▸ PASSAGE SHOWN
One day Charley was tasked with going down to the 2,800 foot
level of the Mountain Consolidated Mine, and he asked the Old Timer to come
along down with him. The Old Timer made no bones about how uneasy he was with
the idea, but Charley cajoled him into it. Alice was with them top-side, and
she tried to ease the Old Timer’s fears too.
ALICE: You won’t mind it a bit, Old Timer.
It’s just like riding in an elevator. Why, I’ve been underground dozens of
times, I just love it.
PIONEER: (Dubiously) Well, I d’know, Alice, I’m not
so crazy about it. I’d rather stay on top o’ the ground till they put me
under it!
CHARLEY: Oh, come on, Old Timer! It’s perfectly safe
– look at the fifteen thousand men that work underground here every day!
PIONEER: Yeah, but I’m no miner, Charley. Say, is
that tall thing over there where you go down the shaft? Looks like an oil-well
derrick! How high is it?
ALICE: Oh, I think Dad told me once. One
hundred and twenty feet high, I think he said. It’s right above the shaft and
that’s a half mile deep. That big wheel at the top is what the cable runs over.

▸ DIRECTIONS
Print the passage about the mine visit word for word, starting at the words "ALICE: Oh, I" and ending after the words "cable runs over.".

▸ DATASET CONTENT
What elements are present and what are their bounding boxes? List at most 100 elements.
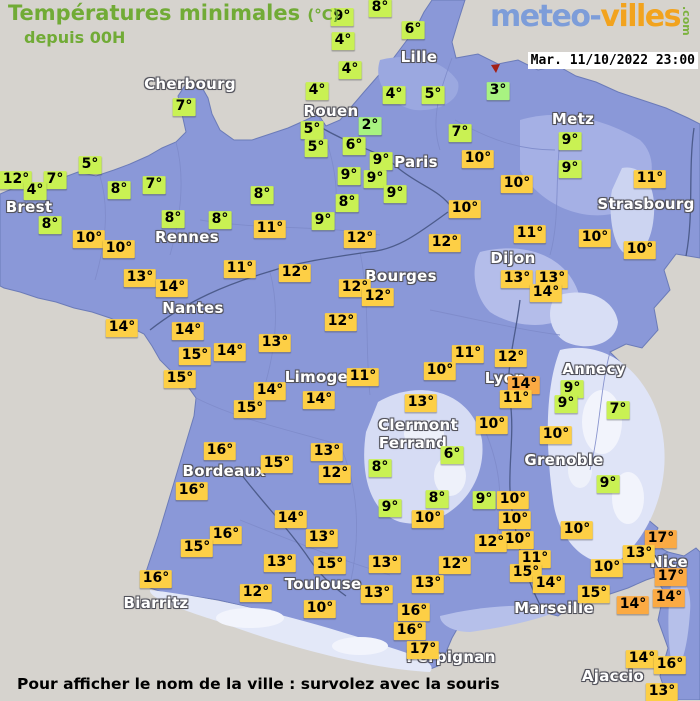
temp-label[interactable]: 15°	[163, 370, 197, 388]
temp-label[interactable]: 7°	[172, 98, 196, 116]
temp-label[interactable]: 8°	[335, 194, 359, 212]
temp-label[interactable]: 13°	[123, 269, 157, 287]
temp-label[interactable]: 9°	[383, 185, 407, 203]
temp-label[interactable]: 5°	[421, 86, 445, 104]
temp-label[interactable]: 4°	[305, 82, 329, 100]
temp-label[interactable]: 12°	[318, 465, 352, 483]
temp-label[interactable]: 16°	[175, 482, 209, 500]
temp-label[interactable]: 8°	[368, 0, 392, 17]
temp-label[interactable]: 5°	[78, 156, 102, 174]
temp-label[interactable]: 9°	[560, 380, 584, 398]
temp-label[interactable]: 10°	[498, 511, 532, 529]
temp-label[interactable]: 10°	[72, 230, 106, 248]
temp-label[interactable]: 10°	[539, 426, 573, 444]
temp-label[interactable]: 5°	[300, 121, 324, 139]
temp-label[interactable]: 11°	[499, 390, 533, 408]
temp-label[interactable]: 14°	[529, 284, 563, 302]
temp-label[interactable]: 17°	[406, 641, 440, 659]
temp-label[interactable]: 12°	[239, 584, 273, 602]
temp-label[interactable]: 8°	[208, 211, 232, 229]
temp-label[interactable]: 4°	[331, 32, 355, 50]
temp-label[interactable]: 14°	[213, 343, 247, 361]
temp-label[interactable]: 9°	[311, 212, 335, 230]
temp-label[interactable]: 8°	[161, 210, 185, 228]
temp-label[interactable]: 8°	[425, 490, 449, 508]
temp-label[interactable]: 9°	[596, 475, 620, 493]
temp-label[interactable]: 14°	[274, 510, 308, 528]
temp-label[interactable]: 8°	[250, 186, 274, 204]
temp-label[interactable]: 15°	[233, 400, 267, 418]
temp-label[interactable]: 10°	[303, 600, 337, 618]
temp-label[interactable]: 6°	[401, 21, 425, 39]
temp-label[interactable]: 16°	[139, 570, 173, 588]
temp-label[interactable]: 9°	[558, 132, 582, 150]
temp-label[interactable]: 4°	[382, 86, 406, 104]
temp-label[interactable]: 17°	[654, 568, 688, 586]
temp-label[interactable]: 14°	[625, 650, 659, 668]
temp-label[interactable]: 14°	[105, 319, 139, 337]
temp-label[interactable]: 13°	[411, 575, 445, 593]
temp-label[interactable]: 7°	[448, 124, 472, 142]
temp-label[interactable]: 13°	[263, 554, 297, 572]
temp-label[interactable]: 8°	[107, 181, 131, 199]
temp-label[interactable]: 15°	[180, 539, 214, 557]
temp-label[interactable]: 12°	[343, 230, 377, 248]
temp-label[interactable]: 11°	[253, 220, 287, 238]
temp-label[interactable]: 13°	[645, 683, 679, 701]
temp-label[interactable]: 10°	[496, 491, 530, 509]
temp-label[interactable]: 9°	[558, 160, 582, 178]
temp-label[interactable]: 9°	[378, 499, 402, 517]
temp-label[interactable]: 17°	[644, 530, 678, 548]
temp-label[interactable]: 9°	[337, 167, 361, 185]
temp-label[interactable]: 14°	[171, 322, 205, 340]
temp-label[interactable]: 13°	[368, 555, 402, 573]
temp-label[interactable]: 2°	[358, 117, 382, 135]
temp-label[interactable]: 11°	[513, 225, 547, 243]
temp-label[interactable]: 13°	[310, 443, 344, 461]
temp-label[interactable]: 11°	[633, 170, 667, 188]
temp-label[interactable]: 14°	[302, 391, 336, 409]
temp-label[interactable]: 14°	[652, 589, 686, 607]
temp-label[interactable]: 9°	[472, 491, 496, 509]
temp-label[interactable]: 15°	[313, 556, 347, 574]
temp-label[interactable]: 11°	[451, 345, 485, 363]
temp-label[interactable]: 13°	[258, 334, 292, 352]
temp-label[interactable]: 12°	[324, 313, 358, 331]
temp-label[interactable]: 10°	[590, 559, 624, 577]
temp-label[interactable]: 13°	[360, 585, 394, 603]
temp-label[interactable]: 7°	[43, 171, 67, 189]
temp-label[interactable]: 15°	[260, 455, 294, 473]
temp-label[interactable]: 14°	[253, 382, 287, 400]
temp-label[interactable]: 16°	[209, 526, 243, 544]
temp-label[interactable]: 5°	[304, 139, 328, 157]
temp-label[interactable]: 9°	[554, 395, 578, 413]
temp-label[interactable]: 10°	[461, 150, 495, 168]
temp-label[interactable]: 13°	[305, 529, 339, 547]
temp-label[interactable]: 11°	[518, 550, 552, 568]
temp-label[interactable]: 11°	[223, 260, 257, 278]
temp-label[interactable]: 13°	[500, 270, 534, 288]
temp-label[interactable]: 14°	[155, 279, 189, 297]
temp-label[interactable]: 10°	[500, 175, 534, 193]
temp-label[interactable]: 9°	[330, 8, 354, 26]
temp-label[interactable]: 7°	[142, 176, 166, 194]
temp-label[interactable]: 13°	[535, 270, 569, 288]
temp-label[interactable]: 8°	[38, 216, 62, 234]
temp-label[interactable]: 15°	[577, 585, 611, 603]
temp-label[interactable]: 9°	[369, 152, 393, 170]
temp-label[interactable]: 16°	[653, 656, 687, 674]
temp-label[interactable]: 10°	[448, 200, 482, 218]
temp-label[interactable]: 11°	[346, 368, 380, 386]
temp-label[interactable]: 14°	[532, 575, 566, 593]
temp-label[interactable]: 10°	[102, 240, 136, 258]
temp-label[interactable]: 10°	[578, 229, 612, 247]
temp-label[interactable]: 10°	[560, 521, 594, 539]
site-logo[interactable]: meteo- villes .com	[490, 2, 693, 36]
temp-label[interactable]: 6°	[342, 137, 366, 155]
temp-label[interactable]: 16°	[203, 442, 237, 460]
temp-label[interactable]: 10°	[411, 510, 445, 528]
temp-label[interactable]: 14°	[616, 596, 650, 614]
temp-label[interactable]: 16°	[393, 622, 427, 640]
temp-label[interactable]: 8°	[368, 459, 392, 477]
temp-label[interactable]: 13°	[622, 545, 656, 563]
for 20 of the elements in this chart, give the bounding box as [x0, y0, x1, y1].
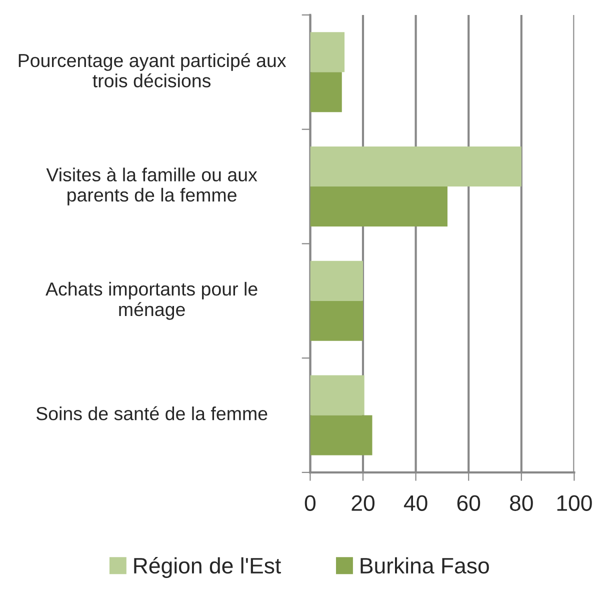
bar: [310, 32, 345, 72]
bar: [310, 415, 372, 456]
legend-label: Région de l'Est: [134, 557, 281, 578]
x-tick-label: 20: [352, 495, 374, 511]
y-tick-label: Visites à la famille ou aux parents de la femme: [46, 167, 258, 206]
x-tick-label: 100: [557, 495, 592, 511]
bar: [310, 375, 364, 416]
bar: [310, 72, 342, 112]
x-tick-label: 60: [457, 495, 480, 511]
y-tick-label: Pourcentage ayant participé aux trois décisions: [18, 53, 286, 88]
bar: [310, 260, 363, 301]
x-tick-label: 40: [404, 495, 428, 511]
y-tick-label: Soins de santé de la femme: [36, 406, 268, 420]
x-tick-label: 80: [510, 495, 533, 511]
bar: [310, 186, 448, 227]
x-tick-label: 0: [304, 495, 316, 511]
bar: [310, 146, 522, 186]
y-tick-label: Achats importants pour le ménage: [46, 282, 258, 320]
legend-label: Burkina Faso: [360, 557, 489, 574]
bar: [310, 300, 363, 341]
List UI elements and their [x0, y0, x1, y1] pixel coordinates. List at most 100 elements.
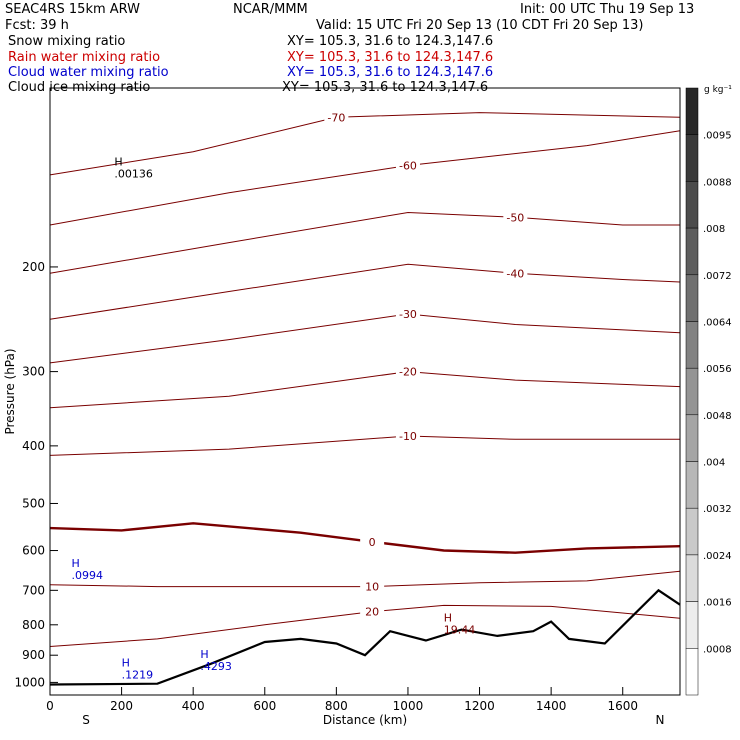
contour-label: 10 [365, 581, 379, 594]
colorbar-label: .0024 [703, 551, 732, 562]
x-tick-label: 1200 [464, 699, 495, 713]
colorbar-label: .0008 [703, 644, 732, 655]
colorbar-cell [685, 181, 699, 229]
contour-line--20 [49, 371, 681, 409]
colorbar-cell [685, 87, 699, 135]
contour-line--50 [49, 211, 680, 274]
y-tick-label: 400 [22, 439, 45, 453]
x-tick-label: 400 [182, 699, 205, 713]
x-tick-label: 200 [110, 699, 133, 713]
contour-label: 0 [369, 536, 376, 549]
colorbar-label: .0088 [703, 177, 732, 188]
legend-snow: Snow mixing ratio [8, 34, 126, 49]
extreme-value: .1219 [122, 668, 154, 681]
extreme-value: .0994 [71, 569, 103, 582]
valid-time: Valid: 15 UTC Fri 20 Sep 13 (10 CDT Fri … [316, 18, 644, 33]
colorbar-cell [685, 134, 699, 182]
colorbar-cell [685, 414, 699, 462]
plot-frame [49, 87, 681, 696]
endpoint-left: S [82, 713, 90, 727]
model-title: SEAC4RS 15km ARW [5, 2, 141, 17]
y-tick-label: 1000 [14, 675, 45, 689]
extreme-marker: H [71, 557, 79, 570]
contour-line--40 [49, 263, 681, 320]
x-tick-label: 600 [253, 699, 276, 713]
extreme-marker: H [122, 656, 130, 669]
y-tick-label: 800 [22, 618, 45, 632]
contour-label-bg [395, 429, 420, 443]
colorbar-cell [685, 321, 699, 369]
colorbar-cell [685, 461, 699, 509]
x-tick-label: 1400 [536, 699, 567, 713]
legend-cloud-water-xy: XY= 105.3, 31.6 to 124.3,147.6 [287, 65, 494, 80]
contour-label: -50 [506, 211, 524, 224]
contour-label-bg [395, 158, 420, 172]
contour-line--10 [49, 435, 680, 456]
colorbar-label: .0056 [703, 364, 732, 375]
legend-snow-xy: XY= 105.3, 31.6 to 124.3,147.6 [287, 34, 494, 49]
colorbar-label: .0064 [703, 317, 732, 328]
contour-label: -30 [399, 308, 417, 321]
extreme-marker: H [114, 155, 122, 168]
x-tick-label: 1600 [607, 699, 638, 713]
contour-label-bg [503, 266, 528, 280]
contour-label-bg [360, 579, 385, 593]
legend-rain: Rain water mixing ratio [8, 50, 161, 65]
contour-label-bg [503, 210, 528, 224]
contour-label-bg [324, 110, 349, 124]
colorbar-cell [685, 227, 699, 276]
legend-rain-xy: XY= 105.3, 31.6 to 124.3,147.6 [287, 50, 494, 65]
contour-line--70 [49, 112, 681, 176]
colorbar-label: .0032 [703, 504, 732, 515]
legend-cloud-ice: Cloud ice mixing ratio [8, 80, 151, 95]
contour-label-bg [360, 534, 385, 548]
colorbar-label: .004 [703, 458, 725, 469]
contour-line--30 [49, 313, 681, 364]
contour-label: -20 [399, 366, 417, 379]
contour-label-bg [395, 364, 420, 378]
y-axis-label: Pressure (hPa) [3, 348, 17, 434]
extreme-marker: H [444, 612, 452, 625]
colorbar-label: .0072 [703, 271, 732, 282]
extreme-value: 19.44 [444, 624, 476, 637]
contour-label: -10 [399, 430, 417, 443]
y-tick-label: 600 [22, 544, 45, 558]
y-tick-label: 200 [22, 260, 45, 274]
colorbar-label: .008 [703, 224, 725, 235]
x-axis-label: Distance (km) [323, 713, 407, 727]
y-tick-label: 900 [22, 648, 45, 662]
y-tick-label: 500 [22, 496, 45, 510]
colorbar-cell [685, 554, 699, 602]
extreme-marker: H [200, 648, 208, 661]
colorbar-cell [685, 648, 699, 696]
init-time: Init: 00 UTC Thu 19 Sep 13 [520, 2, 695, 17]
extreme-value: .4293 [200, 660, 232, 673]
contour-label-bg [360, 604, 385, 618]
contour-label: -70 [327, 111, 345, 124]
colorbar-label: .0048 [703, 411, 732, 422]
contour-label: 20 [365, 606, 379, 619]
y-tick-label: 300 [22, 365, 45, 379]
x-tick-label: 0 [46, 699, 54, 713]
endpoint-right: N [656, 713, 665, 727]
colorbar-cell [685, 274, 699, 322]
colorbar-cell [685, 507, 699, 556]
colorbar-cell [685, 601, 699, 649]
contour-label: -60 [399, 159, 417, 172]
colorbar-units: g kg⁻¹ [704, 85, 732, 95]
contour-label-bg [395, 306, 420, 320]
x-tick-label: 1000 [393, 699, 424, 713]
center-title: NCAR/MMM [233, 2, 308, 17]
contour-label: -40 [506, 267, 524, 280]
colorbar-label: .0095 [703, 131, 732, 142]
legend-cloud-ice-xy: XY= 105.3, 31.6 to 124.3,147.6 [282, 80, 489, 95]
colorbar-label: .0016 [703, 598, 732, 609]
colorbar-cell [685, 367, 699, 416]
forecast-hour: Fcst: 39 h [5, 18, 69, 33]
extreme-value: .00136 [114, 167, 153, 180]
legend-cloud-water: Cloud water mixing ratio [8, 65, 169, 80]
x-tick-label: 800 [325, 699, 348, 713]
y-tick-label: 700 [22, 583, 45, 597]
terrain-line [49, 588, 681, 686]
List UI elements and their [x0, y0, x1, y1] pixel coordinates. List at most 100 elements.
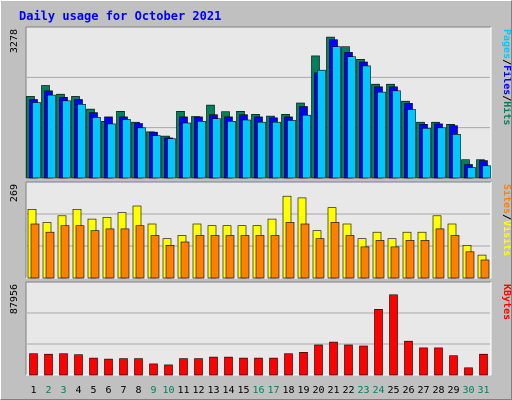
legend-pages: Pages [501, 29, 511, 59]
day-label-9: 9 [150, 385, 156, 396]
legend-visits: Visits [501, 220, 511, 256]
bar-pages-day-18 [287, 120, 296, 179]
day-label-12: 12 [192, 385, 204, 396]
day-label-20: 20 [312, 385, 324, 396]
bar-sites-day-28 [435, 228, 445, 279]
bar-sites-day-4 [75, 225, 85, 279]
day-label-13: 13 [207, 385, 219, 396]
panel-3-legend: KBytes [501, 284, 511, 320]
day-label-11: 11 [177, 385, 189, 396]
panel-2-axis-max-label: 269 [9, 184, 20, 202]
bar-pages-day-27 [422, 128, 431, 179]
day-label-28: 28 [432, 385, 444, 396]
bar-kbytes-day-29 [449, 355, 458, 376]
bar-kbytes-day-11 [179, 358, 188, 376]
bar-sites-day-11 [180, 241, 190, 279]
bar-pages-day-29 [452, 134, 461, 179]
legend-separator: / [501, 59, 511, 65]
panel-1-axis-max-label: 3278 [9, 29, 20, 53]
legend-separator: / [501, 214, 511, 220]
bar-kbytes-day-17 [269, 357, 278, 376]
bar-pages-day-5 [92, 117, 101, 179]
bar-sites-day-30 [465, 251, 475, 279]
bar-pages-day-12 [197, 121, 206, 179]
bar-sites-day-29 [450, 235, 460, 279]
bar-kbytes-day-8 [134, 358, 143, 376]
day-label-4: 4 [75, 385, 81, 396]
panel-3-axis-max-label: 87956 [9, 284, 20, 314]
bar-sites-day-3 [60, 225, 70, 279]
bar-kbytes-day-25 [389, 294, 398, 376]
panel-2-legend: Sites/Visits [501, 184, 511, 256]
day-label-19: 19 [297, 385, 309, 396]
bar-sites-day-20 [315, 238, 325, 279]
bar-pages-day-20 [317, 69, 326, 179]
day-label-30: 30 [462, 385, 474, 396]
bar-kbytes-day-10 [164, 364, 173, 376]
bar-kbytes-day-3 [59, 353, 68, 376]
bar-sites-day-13 [210, 235, 220, 279]
day-label-17: 17 [267, 385, 279, 396]
bar-sites-day-12 [195, 235, 205, 279]
chart-title: Daily usage for October 2021 [19, 9, 222, 23]
bar-pages-day-10 [167, 138, 176, 179]
bar-sites-day-10 [165, 245, 175, 279]
bar-kbytes-day-19 [299, 351, 308, 376]
bar-kbytes-day-16 [254, 357, 263, 376]
bar-pages-day-31 [482, 165, 491, 179]
day-label-29: 29 [447, 385, 459, 396]
legend-kbytes: KBytes [501, 284, 511, 320]
bar-pages-day-7 [122, 119, 131, 179]
day-label-6: 6 [105, 385, 111, 396]
bar-sites-day-15 [240, 235, 250, 279]
bar-pages-day-6 [107, 123, 116, 179]
bar-pages-day-8 [137, 127, 146, 179]
day-label-10: 10 [162, 385, 174, 396]
bar-kbytes-day-15 [239, 357, 248, 376]
bar-kbytes-day-4 [74, 354, 83, 376]
bar-sites-day-21 [330, 222, 340, 279]
bar-sites-day-24 [375, 240, 385, 279]
bar-pages-day-14 [227, 121, 236, 179]
bar-pages-day-15 [242, 119, 251, 179]
bar-pages-day-17 [272, 121, 281, 179]
bar-kbytes-day-9 [149, 363, 158, 376]
bar-kbytes-day-12 [194, 358, 203, 376]
bar-kbytes-day-26 [404, 340, 413, 376]
bar-sites-day-5 [90, 230, 100, 279]
bar-kbytes-day-18 [284, 353, 293, 376]
bar-sites-day-18 [285, 222, 295, 279]
bar-sites-day-7 [120, 228, 130, 279]
bar-kbytes-day-31 [479, 353, 488, 376]
bar-sites-day-25 [390, 246, 400, 279]
day-label-15: 15 [237, 385, 249, 396]
bar-kbytes-day-23 [359, 345, 368, 376]
bar-sites-day-9 [150, 235, 160, 279]
bar-kbytes-day-21 [329, 341, 338, 376]
bar-pages-day-26 [407, 109, 416, 179]
day-label-14: 14 [222, 385, 234, 396]
day-label-7: 7 [120, 385, 126, 396]
bar-pages-day-21 [332, 46, 341, 179]
bar-pages-day-3 [62, 100, 71, 179]
bar-sites-day-16 [255, 235, 265, 279]
bar-sites-day-27 [420, 240, 430, 279]
legend-files: Files [501, 65, 511, 95]
bar-pages-day-19 [302, 114, 311, 179]
day-label-3: 3 [60, 385, 66, 396]
day-label-27: 27 [417, 385, 429, 396]
bar-pages-day-28 [437, 127, 446, 179]
day-label-8: 8 [135, 385, 141, 396]
bar-kbytes-day-28 [434, 347, 443, 376]
bar-pages-day-1 [32, 102, 41, 179]
bar-sites-day-1 [30, 223, 40, 279]
bar-kbytes-day-1 [29, 353, 38, 376]
day-label-16: 16 [252, 385, 264, 396]
day-label-21: 21 [327, 385, 339, 396]
bar-pages-day-9 [152, 135, 161, 179]
bar-kbytes-day-13 [209, 356, 218, 376]
bar-pages-day-23 [362, 65, 371, 179]
bar-pages-day-11 [182, 122, 191, 179]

▸ RESPONSE BELOW
ALICE: Oh, I think Dad told me once. One
hundred and twenty feet high, I think he said. It’s right above the shaft and
that’s a half mile deep. That big wheel at the top is what the cable runs over.